--- Task objective ---
The entries below should be output exactly as written.

--- Records to use ---

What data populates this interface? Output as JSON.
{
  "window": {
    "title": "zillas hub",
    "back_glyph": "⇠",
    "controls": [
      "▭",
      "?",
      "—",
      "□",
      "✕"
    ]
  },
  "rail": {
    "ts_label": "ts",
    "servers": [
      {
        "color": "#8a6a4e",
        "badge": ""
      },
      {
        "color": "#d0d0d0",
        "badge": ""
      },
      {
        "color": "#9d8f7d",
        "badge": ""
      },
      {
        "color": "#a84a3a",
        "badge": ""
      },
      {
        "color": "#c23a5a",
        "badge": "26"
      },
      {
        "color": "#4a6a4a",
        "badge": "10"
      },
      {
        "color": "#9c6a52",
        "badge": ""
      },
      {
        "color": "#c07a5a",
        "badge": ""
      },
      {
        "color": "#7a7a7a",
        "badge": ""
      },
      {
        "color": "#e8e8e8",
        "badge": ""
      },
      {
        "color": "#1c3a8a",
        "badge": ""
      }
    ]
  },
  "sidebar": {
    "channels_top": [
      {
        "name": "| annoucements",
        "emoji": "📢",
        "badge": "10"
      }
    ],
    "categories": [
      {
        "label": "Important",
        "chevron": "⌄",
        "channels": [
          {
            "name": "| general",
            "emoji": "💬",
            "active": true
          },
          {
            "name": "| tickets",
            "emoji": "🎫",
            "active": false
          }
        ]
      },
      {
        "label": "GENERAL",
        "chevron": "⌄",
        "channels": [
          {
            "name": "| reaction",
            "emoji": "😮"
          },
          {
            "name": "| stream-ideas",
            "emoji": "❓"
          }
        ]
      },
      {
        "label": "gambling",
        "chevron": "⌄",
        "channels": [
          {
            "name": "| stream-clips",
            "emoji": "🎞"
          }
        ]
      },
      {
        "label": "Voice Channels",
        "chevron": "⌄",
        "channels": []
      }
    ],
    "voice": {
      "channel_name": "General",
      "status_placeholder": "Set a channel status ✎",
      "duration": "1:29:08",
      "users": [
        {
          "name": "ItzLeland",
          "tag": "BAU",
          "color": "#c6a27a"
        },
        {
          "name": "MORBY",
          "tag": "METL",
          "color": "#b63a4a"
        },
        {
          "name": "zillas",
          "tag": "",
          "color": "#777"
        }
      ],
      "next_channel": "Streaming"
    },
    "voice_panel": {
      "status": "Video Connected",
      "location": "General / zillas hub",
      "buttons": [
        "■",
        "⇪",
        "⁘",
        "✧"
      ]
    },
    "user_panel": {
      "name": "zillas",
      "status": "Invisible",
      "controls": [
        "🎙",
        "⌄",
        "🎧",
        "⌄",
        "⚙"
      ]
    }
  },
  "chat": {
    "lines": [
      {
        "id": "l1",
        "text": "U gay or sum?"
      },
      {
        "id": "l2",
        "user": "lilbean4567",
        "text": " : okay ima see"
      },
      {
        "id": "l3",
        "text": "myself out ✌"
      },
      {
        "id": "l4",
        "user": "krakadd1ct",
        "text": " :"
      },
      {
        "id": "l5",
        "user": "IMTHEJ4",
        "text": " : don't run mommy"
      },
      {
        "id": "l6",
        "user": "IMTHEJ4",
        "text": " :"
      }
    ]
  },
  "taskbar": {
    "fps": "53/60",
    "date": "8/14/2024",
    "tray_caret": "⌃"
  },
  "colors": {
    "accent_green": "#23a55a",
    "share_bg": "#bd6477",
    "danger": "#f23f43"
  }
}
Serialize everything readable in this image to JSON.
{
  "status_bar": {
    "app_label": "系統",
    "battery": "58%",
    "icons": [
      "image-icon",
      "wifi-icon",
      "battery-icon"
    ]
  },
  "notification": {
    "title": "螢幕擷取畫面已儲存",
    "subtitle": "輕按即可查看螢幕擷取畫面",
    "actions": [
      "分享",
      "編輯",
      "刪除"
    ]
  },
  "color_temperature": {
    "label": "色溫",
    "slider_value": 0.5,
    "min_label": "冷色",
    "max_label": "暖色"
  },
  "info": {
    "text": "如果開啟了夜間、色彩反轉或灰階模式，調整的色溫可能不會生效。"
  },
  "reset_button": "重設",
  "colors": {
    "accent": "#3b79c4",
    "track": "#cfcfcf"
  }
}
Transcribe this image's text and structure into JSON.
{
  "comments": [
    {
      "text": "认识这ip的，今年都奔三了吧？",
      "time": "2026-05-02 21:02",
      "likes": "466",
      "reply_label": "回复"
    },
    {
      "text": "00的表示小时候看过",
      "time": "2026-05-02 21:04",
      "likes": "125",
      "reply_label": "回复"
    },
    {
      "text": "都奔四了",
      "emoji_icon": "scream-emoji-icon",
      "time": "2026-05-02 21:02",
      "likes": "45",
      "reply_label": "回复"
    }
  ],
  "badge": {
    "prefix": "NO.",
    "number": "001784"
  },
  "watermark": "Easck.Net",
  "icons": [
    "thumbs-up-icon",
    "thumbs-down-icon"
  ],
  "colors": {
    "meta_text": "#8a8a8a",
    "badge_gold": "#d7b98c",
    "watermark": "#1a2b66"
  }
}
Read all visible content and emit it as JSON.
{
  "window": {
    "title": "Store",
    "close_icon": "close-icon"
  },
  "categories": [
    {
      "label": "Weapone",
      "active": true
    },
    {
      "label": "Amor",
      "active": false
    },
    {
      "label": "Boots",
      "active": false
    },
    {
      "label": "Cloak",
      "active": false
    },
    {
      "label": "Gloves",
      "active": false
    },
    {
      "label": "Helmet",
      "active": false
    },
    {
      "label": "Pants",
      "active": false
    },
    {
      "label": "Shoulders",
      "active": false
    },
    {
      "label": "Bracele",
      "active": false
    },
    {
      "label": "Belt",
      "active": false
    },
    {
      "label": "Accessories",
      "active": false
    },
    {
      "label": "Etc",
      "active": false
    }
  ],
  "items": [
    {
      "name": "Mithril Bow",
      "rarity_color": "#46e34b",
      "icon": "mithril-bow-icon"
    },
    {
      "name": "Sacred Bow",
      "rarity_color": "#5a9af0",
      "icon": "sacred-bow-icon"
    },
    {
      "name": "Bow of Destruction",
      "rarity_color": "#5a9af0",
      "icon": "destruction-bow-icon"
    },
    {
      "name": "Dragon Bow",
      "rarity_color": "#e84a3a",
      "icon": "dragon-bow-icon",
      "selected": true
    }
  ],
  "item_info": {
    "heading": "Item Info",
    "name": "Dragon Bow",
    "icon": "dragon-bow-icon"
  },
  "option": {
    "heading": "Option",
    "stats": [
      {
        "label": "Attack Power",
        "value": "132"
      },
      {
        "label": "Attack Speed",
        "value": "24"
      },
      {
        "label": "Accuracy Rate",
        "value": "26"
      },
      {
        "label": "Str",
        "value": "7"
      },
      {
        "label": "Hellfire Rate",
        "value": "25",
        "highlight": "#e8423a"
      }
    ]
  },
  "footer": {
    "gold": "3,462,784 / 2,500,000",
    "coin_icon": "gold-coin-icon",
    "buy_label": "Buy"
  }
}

--- Correct response ---
What data populates this interface? Output as JSON.
{
  "window": {
    "title": "zillas hub",
    "back_glyph": "⇠",
    "controls": [
      "▭",
      "?",
      "—",
      "□",
      "✕"
    ]
  },
  "rail": {
    "ts_label": "ts",
    "servers": [
      {
        "color": "#8a6a4e",
        "badge": ""
      },
      {
        "color": "#d0d0d0",
        "badge": ""
      },
      {
        "color": "#9d8f7d",
        "badge": ""
      },
      {
        "color": "#a84a3a",
        "badge": ""
      },
      {
        "color": "#c23a5a",
        "badge": "26"
      },
      {
        "color": "#4a6a4a",
        "badge": "10"
      },
      {
        "color": "#9c6a52",
        "badge": ""
      },
      {
        "color": "#c07a5a",
        "badge": ""
      },
      {
        "color": "#7a7a7a",
        "badge": ""
      },
      {
        "color": "#e8e8e8",
        "badge": ""
      },
      {
        "color": "#1c3a8a",
        "badge": ""
      }
    ]
  },
  "sidebar": {
    "channels_top": [
      {
        "name": "| annoucements",
        "emoji": "📢",
        "badge": "10"
      }
    ],
    "categories": [
      {
        "label": "Important",
        "chevron": "⌄",
        "channels": [
          {
            "name": "| general",
            "emoji": "💬",
            "active": true
          },
          {
            "name": "| tickets",
            "emoji": "🎫",
            "active": false
          }
        ]
      },
      {
        "label": "GENERAL",
        "chevron": "⌄",
        "channels": [
          {
            "name": "| reaction",
            "emoji": "😮"
          },
          {
            "name": "| stream-ideas",
            "emoji": "❓"
          }
        ]
      },
      {
        "label": "gambling",
        "chevron": "⌄",
        "channels": [
          {
            "name": "| stream-clips",
            "emoji": "🎞"
          }
        ]
      },
      {
        "label": "Voice Channels",
        "chevron": "⌄",
        "channels": []
      }
    ],
    "voice": {
      "channel_name": "General",
      "status_placeholder": "Set a channel status ✎",
      "duration": "1:29:08",
      "users": [
        {
          "name": "ItzLeland",
          "tag": "BAU",
          "color": "#c6a27a"
        },
        {
          "name": "MORBY",
          "tag": "METL",
          "color": "#b63a4a"
        },
        {
          "name": "zillas",
          "tag": "",
          "color": "#777"
        }
      ],
      "next_channel": "Streaming"
    },
    "voice_panel": {
      "status": "Video Connected",
      "location": "General / zillas hub",
      "buttons": [
        "■",
        "⇪",
        "⁘",
        "✧"
      ]
    },
    "user_panel": {
      "name": "zillas",
      "status": "Invisible",
      "controls": [
        "🎙",
        "⌄",
        "🎧",
        "⌄",
        "⚙"
      ]
    }
  },
  "chat": {
    "lines": [
      {
        "id": "l1",
        "text": "U gay or sum?"
      },
      {
        "id": "l2",
        "user": "lilbean4567",
        "text": " : okay ima see"
      },
      {
        "id": "l3",
        "text": "myself out ✌"
      },
      {
        "id": "l4",
        "user": "krakadd1ct",
        "text": " :"
      },
      {
        "id": "l5",
        "user": "IMTHEJ4",
        "text": " : don't run mommy"
      },
      {
        "id": "l6",
        "user": "IMTHEJ4",
        "text": " :"
      }
    ]
  },
  "taskbar": {
    "fps": "53/60",
    "date": "8/14/2024",
    "tray_caret": "⌃"
  },
  "colors": {
    "accent_green": "#23a55a",
    "share_bg": "#bd6477",
    "danger": "#f23f43"
  }
}
Serialize everything readable in this image to JSON.
{
  "status_bar": {
    "app_label": "系統",
    "battery": "58%",
    "icons": [
      "image-icon",
      "wifi-icon",
      "battery-icon"
    ]
  },
  "notification": {
    "title": "螢幕擷取畫面已儲存",
    "subtitle": "輕按即可查看螢幕擷取畫面",
    "actions": [
      "分享",
      "編輯",
      "刪除"
    ]
  },
  "color_temperature": {
    "label": "色溫",
    "slider_value": 0.5,
    "min_label": "冷色",
    "max_label": "暖色"
  },
  "info": {
    "text": "如果開啟了夜間、色彩反轉或灰階模式，調整的色溫可能不會生效。"
  },
  "reset_button": "重設",
  "colors": {
    "accent": "#3b79c4",
    "track": "#cfcfcf"
  }
}
Transcribe this image's text and structure into JSON.
{
  "comments": [
    {
      "text": "认识这ip的，今年都奔三了吧？",
      "time": "2026-05-02 21:02",
      "likes": "466",
      "reply_label": "回复"
    },
    {
      "text": "00的表示小时候看过",
      "time": "2026-05-02 21:04",
      "likes": "125",
      "reply_label": "回复"
    },
    {
      "text": "都奔四了",
      "emoji_icon": "scream-emoji-icon",
      "time": "2026-05-02 21:02",
      "likes": "45",
      "reply_label": "回复"
    }
  ],
  "badge": {
    "prefix": "NO.",
    "number": "001784"
  },
  "watermark": "Easck.Net",
  "icons": [
    "thumbs-up-icon",
    "thumbs-down-icon"
  ],
  "colors": {
    "meta_text": "#8a8a8a",
    "badge_gold": "#d7b98c",
    "watermark": "#1a2b66"
  }
}
Read all visible content and emit it as JSON.
{
  "window": {
    "title": "Store",
    "close_icon": "close-icon"
  },
  "categories": [
    {
      "label": "Weapone",
      "active": true
    },
    {
      "label": "Amor",
      "active": false
    },
    {
      "label": "Boots",
      "active": false
    },
    {
      "label": "Cloak",
      "active": false
    },
    {
      "label": "Gloves",
      "active": false
    },
    {
      "label": "Helmet",
      "active": false
    },
    {
      "label": "Pants",
      "active": false
    },
    {
      "label": "Shoulders",
      "active": false
    },
    {
      "label": "Bracele",
      "active": false
    },
    {
      "label": "Belt",
      "active": false
    },
    {
      "label": "Accessories",
      "active": false
    },
    {
      "label": "Etc",
      "active": false
    }
  ],
  "items": [
    {
      "name": "Mithril Bow",
      "rarity_color": "#46e34b",
      "icon": "mithril-bow-icon"
    },
    {
      "name": "Sacred Bow",
      "rarity_color": "#5a9af0",
      "icon": "sacred-bow-icon"
    },
    {
      "name": "Bow of Destruction",
      "rarity_color": "#5a9af0",
      "icon": "destruction-bow-icon"
    },
    {
      "name": "Dragon Bow",
      "rarity_color": "#e84a3a",
      "icon": "dragon-bow-icon",
      "selected": true
    }
  ],
  "item_info": {
    "heading": "Item Info",
    "name": "Dragon Bow",
    "icon": "dragon-bow-icon"
  },
  "option": {
    "heading": "Option",
    "stats": [
      {
        "label": "Attack Power",
        "value": "132"
      },
      {
        "label": "Attack Speed",
        "value": "24"
      },
      {
        "label": "Accuracy Rate",
        "value": "26"
      },
      {
        "label": "Str",
        "value": "7"
      },
      {
        "label": "Hellfire Rate",
        "value": "25",
        "highlight": "#e8423a"
      }
    ]
  },
  "footer": {
    "gold": "3,462,784 / 2,500,000",
    "coin_icon": "gold-coin-icon",
    "buy_label": "Buy"
  }
}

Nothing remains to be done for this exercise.